# WHAT IS REQUIRED
Find each line with the word "right" and copy it.

# ENTRIES
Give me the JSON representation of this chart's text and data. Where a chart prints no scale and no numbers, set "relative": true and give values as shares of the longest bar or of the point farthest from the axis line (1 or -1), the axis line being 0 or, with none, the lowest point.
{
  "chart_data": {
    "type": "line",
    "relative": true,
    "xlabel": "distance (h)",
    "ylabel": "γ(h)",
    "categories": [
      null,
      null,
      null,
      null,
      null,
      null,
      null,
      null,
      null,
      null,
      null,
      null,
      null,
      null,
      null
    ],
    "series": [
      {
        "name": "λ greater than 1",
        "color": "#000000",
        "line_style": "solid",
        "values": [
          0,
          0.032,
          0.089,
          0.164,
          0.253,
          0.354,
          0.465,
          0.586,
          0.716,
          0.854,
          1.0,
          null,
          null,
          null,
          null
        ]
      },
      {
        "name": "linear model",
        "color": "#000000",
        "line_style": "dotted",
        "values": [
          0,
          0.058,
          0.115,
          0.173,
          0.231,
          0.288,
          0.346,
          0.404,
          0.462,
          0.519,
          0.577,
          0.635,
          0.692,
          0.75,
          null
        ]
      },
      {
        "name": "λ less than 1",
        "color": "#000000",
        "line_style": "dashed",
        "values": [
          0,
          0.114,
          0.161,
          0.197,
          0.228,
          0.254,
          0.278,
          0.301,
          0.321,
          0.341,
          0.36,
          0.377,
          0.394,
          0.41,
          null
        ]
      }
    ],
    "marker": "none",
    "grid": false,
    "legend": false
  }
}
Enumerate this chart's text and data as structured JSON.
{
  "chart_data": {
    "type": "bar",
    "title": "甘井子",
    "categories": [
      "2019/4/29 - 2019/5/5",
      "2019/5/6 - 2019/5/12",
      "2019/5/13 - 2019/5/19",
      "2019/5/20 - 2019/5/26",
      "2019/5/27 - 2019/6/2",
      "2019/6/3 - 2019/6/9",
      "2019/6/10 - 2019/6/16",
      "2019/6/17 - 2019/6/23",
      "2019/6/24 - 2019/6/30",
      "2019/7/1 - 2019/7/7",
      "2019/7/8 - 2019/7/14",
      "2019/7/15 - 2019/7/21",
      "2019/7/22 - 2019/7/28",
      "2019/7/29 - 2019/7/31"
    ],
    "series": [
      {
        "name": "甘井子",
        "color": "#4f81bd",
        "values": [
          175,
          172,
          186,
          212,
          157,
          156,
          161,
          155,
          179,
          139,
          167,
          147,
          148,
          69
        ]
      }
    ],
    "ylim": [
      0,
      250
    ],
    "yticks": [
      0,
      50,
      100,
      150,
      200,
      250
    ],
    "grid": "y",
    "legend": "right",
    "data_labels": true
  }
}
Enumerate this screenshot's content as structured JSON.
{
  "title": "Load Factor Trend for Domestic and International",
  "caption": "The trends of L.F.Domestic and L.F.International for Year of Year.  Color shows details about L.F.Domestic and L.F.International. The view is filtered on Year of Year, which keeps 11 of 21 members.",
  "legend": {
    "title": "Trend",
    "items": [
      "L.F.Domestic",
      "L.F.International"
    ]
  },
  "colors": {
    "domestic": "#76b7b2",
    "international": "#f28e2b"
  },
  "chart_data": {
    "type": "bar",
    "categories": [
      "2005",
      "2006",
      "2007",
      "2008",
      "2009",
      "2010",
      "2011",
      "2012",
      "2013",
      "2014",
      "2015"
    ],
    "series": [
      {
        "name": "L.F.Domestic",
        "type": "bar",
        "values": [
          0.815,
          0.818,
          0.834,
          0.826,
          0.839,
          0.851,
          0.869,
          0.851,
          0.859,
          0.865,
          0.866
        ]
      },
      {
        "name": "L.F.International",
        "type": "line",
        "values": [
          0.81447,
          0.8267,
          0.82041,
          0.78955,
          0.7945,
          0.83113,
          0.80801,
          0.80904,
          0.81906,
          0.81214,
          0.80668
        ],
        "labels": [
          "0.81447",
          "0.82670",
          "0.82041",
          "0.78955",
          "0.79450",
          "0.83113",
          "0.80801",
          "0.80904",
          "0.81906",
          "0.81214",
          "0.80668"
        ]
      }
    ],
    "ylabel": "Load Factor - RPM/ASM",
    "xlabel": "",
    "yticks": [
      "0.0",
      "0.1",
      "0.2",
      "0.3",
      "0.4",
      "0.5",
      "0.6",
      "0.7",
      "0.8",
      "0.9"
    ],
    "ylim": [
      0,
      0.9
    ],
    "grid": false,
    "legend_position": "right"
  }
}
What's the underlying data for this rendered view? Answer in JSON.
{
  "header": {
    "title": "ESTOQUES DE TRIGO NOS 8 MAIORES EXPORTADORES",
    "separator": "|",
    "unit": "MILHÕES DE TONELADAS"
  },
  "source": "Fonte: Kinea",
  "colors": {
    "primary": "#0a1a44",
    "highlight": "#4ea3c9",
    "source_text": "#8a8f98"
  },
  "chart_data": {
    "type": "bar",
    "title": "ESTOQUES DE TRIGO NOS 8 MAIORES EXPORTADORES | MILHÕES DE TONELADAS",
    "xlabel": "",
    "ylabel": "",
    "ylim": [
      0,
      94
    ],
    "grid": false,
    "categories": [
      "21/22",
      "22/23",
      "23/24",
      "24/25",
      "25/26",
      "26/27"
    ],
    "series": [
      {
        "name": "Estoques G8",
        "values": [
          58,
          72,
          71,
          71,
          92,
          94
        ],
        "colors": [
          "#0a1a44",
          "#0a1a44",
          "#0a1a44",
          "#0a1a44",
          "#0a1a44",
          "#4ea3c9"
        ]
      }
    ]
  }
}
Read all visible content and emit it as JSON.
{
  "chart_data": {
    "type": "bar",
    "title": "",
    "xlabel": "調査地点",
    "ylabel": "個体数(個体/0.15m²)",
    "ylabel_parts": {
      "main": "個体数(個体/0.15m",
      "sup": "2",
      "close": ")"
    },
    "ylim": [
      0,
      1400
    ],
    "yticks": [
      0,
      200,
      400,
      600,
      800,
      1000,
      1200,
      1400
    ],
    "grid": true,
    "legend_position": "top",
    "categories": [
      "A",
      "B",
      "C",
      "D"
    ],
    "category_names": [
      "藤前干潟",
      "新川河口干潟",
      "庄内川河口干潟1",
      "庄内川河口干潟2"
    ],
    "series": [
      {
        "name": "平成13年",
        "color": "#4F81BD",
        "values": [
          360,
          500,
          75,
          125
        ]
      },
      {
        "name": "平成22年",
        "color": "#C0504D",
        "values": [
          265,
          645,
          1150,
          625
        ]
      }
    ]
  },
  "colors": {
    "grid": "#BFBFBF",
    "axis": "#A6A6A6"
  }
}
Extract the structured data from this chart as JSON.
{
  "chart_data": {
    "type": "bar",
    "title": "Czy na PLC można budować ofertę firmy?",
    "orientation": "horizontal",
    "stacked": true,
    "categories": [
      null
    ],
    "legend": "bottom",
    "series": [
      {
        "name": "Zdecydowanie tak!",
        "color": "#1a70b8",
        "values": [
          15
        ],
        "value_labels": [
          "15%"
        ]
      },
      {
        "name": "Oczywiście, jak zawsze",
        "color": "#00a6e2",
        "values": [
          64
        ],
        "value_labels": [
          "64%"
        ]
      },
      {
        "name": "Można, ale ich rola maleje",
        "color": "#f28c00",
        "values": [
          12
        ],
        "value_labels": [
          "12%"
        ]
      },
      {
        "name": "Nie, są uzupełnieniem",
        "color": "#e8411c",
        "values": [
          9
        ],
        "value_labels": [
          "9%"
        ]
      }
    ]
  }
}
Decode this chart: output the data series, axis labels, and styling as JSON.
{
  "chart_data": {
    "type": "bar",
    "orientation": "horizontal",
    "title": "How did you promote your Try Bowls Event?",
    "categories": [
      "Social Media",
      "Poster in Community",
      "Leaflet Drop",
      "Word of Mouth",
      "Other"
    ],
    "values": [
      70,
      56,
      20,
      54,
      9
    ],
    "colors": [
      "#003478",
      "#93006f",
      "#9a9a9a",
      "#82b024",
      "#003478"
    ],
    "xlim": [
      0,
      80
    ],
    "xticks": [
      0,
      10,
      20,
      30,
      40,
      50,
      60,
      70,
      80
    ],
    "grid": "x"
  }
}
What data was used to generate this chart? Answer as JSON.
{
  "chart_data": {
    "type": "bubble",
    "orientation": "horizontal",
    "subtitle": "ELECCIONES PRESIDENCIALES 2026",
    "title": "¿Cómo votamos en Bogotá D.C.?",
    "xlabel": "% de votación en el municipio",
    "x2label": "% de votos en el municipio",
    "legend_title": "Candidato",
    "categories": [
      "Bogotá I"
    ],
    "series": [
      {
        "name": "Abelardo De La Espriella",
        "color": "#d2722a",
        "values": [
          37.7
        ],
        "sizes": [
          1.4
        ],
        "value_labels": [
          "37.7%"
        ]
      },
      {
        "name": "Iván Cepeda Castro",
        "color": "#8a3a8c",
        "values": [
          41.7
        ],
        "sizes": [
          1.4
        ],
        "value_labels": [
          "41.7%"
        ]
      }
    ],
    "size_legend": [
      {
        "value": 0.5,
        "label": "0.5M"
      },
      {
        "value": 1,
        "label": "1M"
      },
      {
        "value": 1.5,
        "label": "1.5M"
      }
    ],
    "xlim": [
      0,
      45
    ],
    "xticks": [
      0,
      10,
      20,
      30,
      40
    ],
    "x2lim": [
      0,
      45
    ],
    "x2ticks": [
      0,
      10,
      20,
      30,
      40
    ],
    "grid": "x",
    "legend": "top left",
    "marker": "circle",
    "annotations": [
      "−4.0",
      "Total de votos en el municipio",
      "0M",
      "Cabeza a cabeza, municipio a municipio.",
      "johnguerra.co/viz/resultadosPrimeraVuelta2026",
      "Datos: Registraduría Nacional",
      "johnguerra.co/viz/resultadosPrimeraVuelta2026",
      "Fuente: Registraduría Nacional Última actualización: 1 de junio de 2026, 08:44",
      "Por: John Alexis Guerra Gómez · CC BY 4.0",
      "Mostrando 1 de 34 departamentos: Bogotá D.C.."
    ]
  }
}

# REPLY TO THE EXERCISE
    "legend": "right",
    "legend_position": "right"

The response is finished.